▸ **WORK TO DO**
Could you write out every entry exactly as it stands?

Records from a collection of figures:
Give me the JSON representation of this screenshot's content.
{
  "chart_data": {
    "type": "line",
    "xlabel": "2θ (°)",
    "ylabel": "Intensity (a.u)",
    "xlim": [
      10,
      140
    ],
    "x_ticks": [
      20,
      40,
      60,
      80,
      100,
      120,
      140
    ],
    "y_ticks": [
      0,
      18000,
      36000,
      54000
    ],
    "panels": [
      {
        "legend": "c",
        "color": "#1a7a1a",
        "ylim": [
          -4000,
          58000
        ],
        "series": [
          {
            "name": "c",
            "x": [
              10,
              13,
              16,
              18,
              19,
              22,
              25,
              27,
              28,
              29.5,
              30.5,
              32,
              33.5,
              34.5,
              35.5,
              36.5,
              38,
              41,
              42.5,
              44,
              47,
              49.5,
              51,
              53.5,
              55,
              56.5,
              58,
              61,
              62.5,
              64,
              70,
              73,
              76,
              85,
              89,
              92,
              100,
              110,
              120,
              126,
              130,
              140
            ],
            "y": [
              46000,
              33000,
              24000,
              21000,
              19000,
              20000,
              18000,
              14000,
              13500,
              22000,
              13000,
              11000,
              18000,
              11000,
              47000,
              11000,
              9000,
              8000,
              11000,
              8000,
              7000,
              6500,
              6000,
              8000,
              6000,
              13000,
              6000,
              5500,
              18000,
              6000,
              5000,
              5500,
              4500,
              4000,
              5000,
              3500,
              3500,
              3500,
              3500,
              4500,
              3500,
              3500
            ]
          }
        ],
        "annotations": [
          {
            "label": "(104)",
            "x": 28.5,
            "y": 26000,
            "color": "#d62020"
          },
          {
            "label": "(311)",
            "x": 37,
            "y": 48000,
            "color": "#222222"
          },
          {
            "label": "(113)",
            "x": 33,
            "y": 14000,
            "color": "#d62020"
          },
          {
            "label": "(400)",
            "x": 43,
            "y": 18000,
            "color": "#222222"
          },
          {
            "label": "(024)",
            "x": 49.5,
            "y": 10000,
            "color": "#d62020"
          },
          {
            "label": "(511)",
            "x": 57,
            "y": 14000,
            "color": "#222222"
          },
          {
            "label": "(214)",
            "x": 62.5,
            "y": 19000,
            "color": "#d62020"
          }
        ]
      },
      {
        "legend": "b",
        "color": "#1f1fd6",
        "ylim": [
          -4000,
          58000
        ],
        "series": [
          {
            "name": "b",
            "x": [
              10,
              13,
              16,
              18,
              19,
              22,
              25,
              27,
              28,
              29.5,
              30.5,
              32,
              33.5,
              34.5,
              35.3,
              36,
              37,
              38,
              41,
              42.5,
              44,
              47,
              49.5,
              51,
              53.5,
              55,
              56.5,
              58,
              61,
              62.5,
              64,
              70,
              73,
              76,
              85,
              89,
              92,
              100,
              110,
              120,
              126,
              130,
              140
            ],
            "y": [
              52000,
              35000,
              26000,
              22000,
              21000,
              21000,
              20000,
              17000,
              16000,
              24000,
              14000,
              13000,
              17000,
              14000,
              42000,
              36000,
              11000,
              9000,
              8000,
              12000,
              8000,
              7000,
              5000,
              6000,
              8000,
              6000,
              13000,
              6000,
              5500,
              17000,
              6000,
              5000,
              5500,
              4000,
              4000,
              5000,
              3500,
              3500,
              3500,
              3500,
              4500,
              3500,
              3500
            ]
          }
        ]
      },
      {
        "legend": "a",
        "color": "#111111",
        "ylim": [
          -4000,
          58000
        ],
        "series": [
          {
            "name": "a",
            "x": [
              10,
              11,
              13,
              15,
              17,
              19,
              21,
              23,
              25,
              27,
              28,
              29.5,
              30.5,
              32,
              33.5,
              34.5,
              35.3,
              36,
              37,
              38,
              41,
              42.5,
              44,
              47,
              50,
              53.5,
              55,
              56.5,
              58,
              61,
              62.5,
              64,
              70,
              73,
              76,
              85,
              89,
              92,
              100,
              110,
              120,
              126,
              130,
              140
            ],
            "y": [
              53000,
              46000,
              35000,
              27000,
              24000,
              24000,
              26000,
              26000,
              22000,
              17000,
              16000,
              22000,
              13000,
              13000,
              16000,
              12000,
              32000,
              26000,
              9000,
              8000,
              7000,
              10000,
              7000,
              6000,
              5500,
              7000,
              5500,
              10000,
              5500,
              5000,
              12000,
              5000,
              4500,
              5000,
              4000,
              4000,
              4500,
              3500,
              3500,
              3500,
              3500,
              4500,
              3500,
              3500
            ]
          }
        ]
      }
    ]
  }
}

▸ **FULL ANSWER**
Give me the JSON representation of this screenshot's content.
{
  "chart_data": {
    "type": "line",
    "xlabel": "2θ (°)",
    "ylabel": "Intensity (a.u)",
    "xlim": [
      10,
      140
    ],
    "x_ticks": [
      20,
      40,
      60,
      80,
      100,
      120,
      140
    ],
    "y_ticks": [
      0,
      18000,
      36000,
      54000
    ],
    "panels": [
      {
        "legend": "c",
        "color": "#1a7a1a",
        "ylim": [
          -4000,
          58000
        ],
        "series": [
          {
            "name": "c",
            "x": [
              10,
              13,
              16,
              18,
              19,
              22,
              25,
              27,
              28,
              29.5,
              30.5,
              32,
              33.5,
              34.5,
              35.5,
              36.5,
              38,
              41,
              42.5,
              44,
              47,
              49.5,
              51,
              53.5,
              55,
              56.5,
              58,
              61,
              62.5,
              64,
              70,
              73,
              76,
              85,
              89,
              92,
              100,
              110,
              120,
              126,
              130,
              140
            ],
            "y": [
              46000,
              33000,
              24000,
              21000,
              19000,
              20000,
              18000,
              14000,
              13500,
              22000,
              13000,
              11000,
              18000,
              11000,
              47000,
              11000,
              9000,
              8000,
              11000,
              8000,
              7000,
              6500,
              6000,
              8000,
              6000,
              13000,
              6000,
              5500,
              18000,
              6000,
              5000,
              5500,
              4500,
              4000,
              5000,
              3500,
              3500,
              3500,
              3500,
              4500,
              3500,
              3500
            ]
          }
        ],
        "annotations": [
          {
            "label": "(104)",
            "x": 28.5,
            "y": 26000,
            "color": "#d62020"
          },
          {
            "label": "(311)",
            "x": 37,
            "y": 48000,
            "color": "#222222"
          },
          {
            "label": "(113)",
            "x": 33,
            "y": 14000,
            "color": "#d62020"
          },
          {
            "label": "(400)",
            "x": 43,
            "y": 18000,
            "color": "#222222"
          },
          {
            "label": "(024)",
            "x": 49.5,
            "y": 10000,
            "color": "#d62020"
          },
          {
            "label": "(511)",
            "x": 57,
            "y": 14000,
            "color": "#222222"
          },
          {
            "label": "(214)",
            "x": 62.5,
            "y": 19000,
            "color": "#d62020"
          }
        ]
      },
      {
        "legend": "b",
        "color": "#1f1fd6",
        "ylim": [
          -4000,
          58000
        ],
        "series": [
          {
            "name": "b",
            "x": [
              10,
              13,
              16,
              18,
              19,
              22,
              25,
              27,
              28,
              29.5,
              30.5,
              32,
              33.5,
              34.5,
              35.3,
              36,
              37,
              38,
              41,
              42.5,
              44,
              47,
              49.5,
              51,
              53.5,
              55,
              56.5,
              58,
              61,
              62.5,
              64,
              70,
              73,
              76,
              85,
              89,
              92,
              100,
              110,
              120,
              126,
              130,
              140
            ],
            "y": [
              52000,
              35000,
              26000,
              22000,
              21000,
              21000,
              20000,
              17000,
              16000,
              24000,
              14000,
              13000,
              17000,
              14000,
              42000,
              36000,
              11000,
              9000,
              8000,
              12000,
              8000,
              7000,
              5000,
              6000,
              8000,
              6000,
              13000,
              6000,
              5500,
              17000,
              6000,
              5000,
              5500,
              4000,
              4000,
              5000,
              3500,
              3500,
              3500,
              3500,
              4500,
              3500,
              3500
            ]
          }
        ]
      },
      {
        "legend": "a",
        "color": "#111111",
        "ylim": [
          -4000,
          58000
        ],
        "series": [
          {
            "name": "a",
            "x": [
              10,
              11,
              13,
              15,
              17,
              19,
              21,
              23,
              25,
              27,
              28,
              29.5,
              30.5,
              32,
              33.5,
              34.5,
              35.3,
              36,
              37,
              38,
              41,
              42.5,
              44,
              47,
              50,
              53.5,
              55,
              56.5,
              58,
              61,
              62.5,
              64,
              70,
              73,
              76,
              85,
              89,
              92,
              100,
              110,
              120,
              126,
              130,
              140
            ],
            "y": [
              53000,
              46000,
              35000,
              27000,
              24000,
              24000,
              26000,
              26000,
              22000,
              17000,
              16000,
              22000,
              13000,
              13000,
              16000,
              12000,
              32000,
              26000,
              9000,
              8000,
              7000,
              10000,
              7000,
              6000,
              5500,
              7000,
              5500,
              10000,
              5500,
              5000,
              12000,
              5000,
              4500,
              5000,
              4000,
              4000,
              4500,
              3500,
              3500,
              3500,
              3500,
              4500,
              3500,
              3500
            ]
          }
        ]
      }
    ]
  }
}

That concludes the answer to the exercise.